▶ **What the task asks**: Write the records out again, precisely as they stand.

▶ **Records for processing**:
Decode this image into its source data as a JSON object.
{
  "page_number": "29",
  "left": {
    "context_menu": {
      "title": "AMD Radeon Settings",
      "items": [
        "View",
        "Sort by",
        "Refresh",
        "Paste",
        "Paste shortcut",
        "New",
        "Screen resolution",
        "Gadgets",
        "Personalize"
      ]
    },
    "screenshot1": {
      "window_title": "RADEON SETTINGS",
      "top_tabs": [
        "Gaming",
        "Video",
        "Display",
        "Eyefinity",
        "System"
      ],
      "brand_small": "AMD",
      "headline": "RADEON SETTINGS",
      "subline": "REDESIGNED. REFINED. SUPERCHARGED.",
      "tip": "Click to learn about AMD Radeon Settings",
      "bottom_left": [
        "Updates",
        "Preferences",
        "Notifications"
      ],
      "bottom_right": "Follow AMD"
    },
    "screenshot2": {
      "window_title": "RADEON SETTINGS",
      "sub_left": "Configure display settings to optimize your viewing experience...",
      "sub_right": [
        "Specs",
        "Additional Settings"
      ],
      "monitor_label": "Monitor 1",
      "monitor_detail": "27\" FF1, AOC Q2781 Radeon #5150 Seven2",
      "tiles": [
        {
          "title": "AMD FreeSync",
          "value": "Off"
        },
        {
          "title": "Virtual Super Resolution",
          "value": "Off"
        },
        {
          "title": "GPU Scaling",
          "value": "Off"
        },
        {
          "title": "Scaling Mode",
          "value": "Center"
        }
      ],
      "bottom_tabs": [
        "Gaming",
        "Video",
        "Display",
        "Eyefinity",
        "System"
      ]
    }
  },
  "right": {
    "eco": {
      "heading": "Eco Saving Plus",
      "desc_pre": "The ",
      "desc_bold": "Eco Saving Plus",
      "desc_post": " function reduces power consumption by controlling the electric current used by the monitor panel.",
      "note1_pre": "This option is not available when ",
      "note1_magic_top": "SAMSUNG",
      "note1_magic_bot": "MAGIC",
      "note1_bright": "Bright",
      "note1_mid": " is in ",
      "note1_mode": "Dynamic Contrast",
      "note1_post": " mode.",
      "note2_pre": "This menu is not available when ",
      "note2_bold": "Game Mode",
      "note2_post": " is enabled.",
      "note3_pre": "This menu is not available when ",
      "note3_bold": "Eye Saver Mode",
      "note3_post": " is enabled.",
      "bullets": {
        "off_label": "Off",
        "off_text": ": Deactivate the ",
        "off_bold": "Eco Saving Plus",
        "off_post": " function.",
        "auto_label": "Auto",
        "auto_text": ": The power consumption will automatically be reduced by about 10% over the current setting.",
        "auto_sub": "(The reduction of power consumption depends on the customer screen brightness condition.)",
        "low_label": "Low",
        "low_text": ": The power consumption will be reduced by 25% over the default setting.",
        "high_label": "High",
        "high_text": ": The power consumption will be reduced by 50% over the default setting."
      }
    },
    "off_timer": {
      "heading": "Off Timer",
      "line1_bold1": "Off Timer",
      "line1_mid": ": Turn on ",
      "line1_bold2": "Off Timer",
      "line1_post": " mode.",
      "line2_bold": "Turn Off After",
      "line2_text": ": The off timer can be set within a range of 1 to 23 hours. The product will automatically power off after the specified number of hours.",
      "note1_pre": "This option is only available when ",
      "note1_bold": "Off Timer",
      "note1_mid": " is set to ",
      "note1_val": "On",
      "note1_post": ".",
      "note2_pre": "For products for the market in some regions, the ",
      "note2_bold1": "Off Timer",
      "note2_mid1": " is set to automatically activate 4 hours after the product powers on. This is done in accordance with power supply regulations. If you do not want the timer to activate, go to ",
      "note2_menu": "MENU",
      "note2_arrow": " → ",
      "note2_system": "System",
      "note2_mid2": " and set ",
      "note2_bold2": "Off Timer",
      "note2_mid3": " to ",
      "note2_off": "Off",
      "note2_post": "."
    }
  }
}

▶ **The solution**:
Decode this image into its source data as a JSON object.
{
  "page_number": "29",
  "left": {
    "context_menu": {
      "title": "AMD Radeon Settings",
      "items": [
        "View",
        "Sort by",
        "Refresh",
        "Paste",
        "Paste shortcut",
        "New",
        "Screen resolution",
        "Gadgets",
        "Personalize"
      ]
    },
    "screenshot1": {
      "window_title": "RADEON SETTINGS",
      "top_tabs": [
        "Gaming",
        "Video",
        "Display",
        "Eyefinity",
        "System"
      ],
      "brand_small": "AMD",
      "headline": "RADEON SETTINGS",
      "subline": "REDESIGNED. REFINED. SUPERCHARGED.",
      "tip": "Click to learn about AMD Radeon Settings",
      "bottom_left": [
        "Updates",
        "Preferences",
        "Notifications"
      ],
      "bottom_right": "Follow AMD"
    },
    "screenshot2": {
      "window_title": "RADEON SETTINGS",
      "sub_left": "Configure display settings to optimize your viewing experience...",
      "sub_right": [
        "Specs",
        "Additional Settings"
      ],
      "monitor_label": "Monitor 1",
      "monitor_detail": "27\" FF1, AOC Q2781 Radeon #5150 Seven2",
      "tiles": [
        {
          "title": "AMD FreeSync",
          "value": "Off"
        },
        {
          "title": "Virtual Super Resolution",
          "value": "Off"
        },
        {
          "title": "GPU Scaling",
          "value": "Off"
        },
        {
          "title": "Scaling Mode",
          "value": "Center"
        }
      ],
      "bottom_tabs": [
        "Gaming",
        "Video",
        "Display",
        "Eyefinity",
        "System"
      ]
    }
  },
  "right": {
    "eco": {
      "heading": "Eco Saving Plus",
      "desc_pre": "The ",
      "desc_bold": "Eco Saving Plus",
      "desc_post": " function reduces power consumption by controlling the electric current used by the monitor panel.",
      "note1_pre": "This option is not available when ",
      "note1_magic_top": "SAMSUNG",
      "note1_magic_bot": "MAGIC",
      "note1_bright": "Bright",
      "note1_mid": " is in ",
      "note1_mode": "Dynamic Contrast",
      "note1_post": " mode.",
      "note2_pre": "This menu is not available when ",
      "note2_bold": "Game Mode",
      "note2_post": " is enabled.",
      "note3_pre": "This menu is not available when ",
      "note3_bold": "Eye Saver Mode",
      "note3_post": " is enabled.",
      "bullets": {
        "off_label": "Off",
        "off_text": ": Deactivate the ",
        "off_bold": "Eco Saving Plus",
        "off_post": " function.",
        "auto_label": "Auto",
        "auto_text": ": The power consumption will automatically be reduced by about 10% over the current setting.",
        "auto_sub": "(The reduction of power consumption depends on the customer screen brightness condition.)",
        "low_label": "Low",
        "low_text": ": The power consumption will be reduced by 25% over the default setting.",
        "high_label": "High",
        "high_text": ": The power consumption will be reduced by 50% over the default setting."
      }
    },
    "off_timer": {
      "heading": "Off Timer",
      "line1_bold1": "Off Timer",
      "line1_mid": ": Turn on ",
      "line1_bold2": "Off Timer",
      "line1_post": " mode.",
      "line2_bold": "Turn Off After",
      "line2_text": ": The off timer can be set within a range of 1 to 23 hours. The product will automatically power off after the specified number of hours.",
      "note1_pre": "This option is only available when ",
      "note1_bold": "Off Timer",
      "note1_mid": " is set to ",
      "note1_val": "On",
      "note1_post": ".",
      "note2_pre": "For products for the market in some regions, the ",
      "note2_bold1": "Off Timer",
      "note2_mid1": " is set to automatically activate 4 hours after the product powers on. This is done in accordance with power supply regulations. If you do not want the timer to activate, go to ",
      "note2_menu": "MENU",
      "note2_arrow": " → ",
      "note2_system": "System",
      "note2_mid2": " and set ",
      "note2_bold2": "Off Timer",
      "note2_mid3": " to ",
      "note2_off": "Off",
      "note2_post": "."
    }
  }
}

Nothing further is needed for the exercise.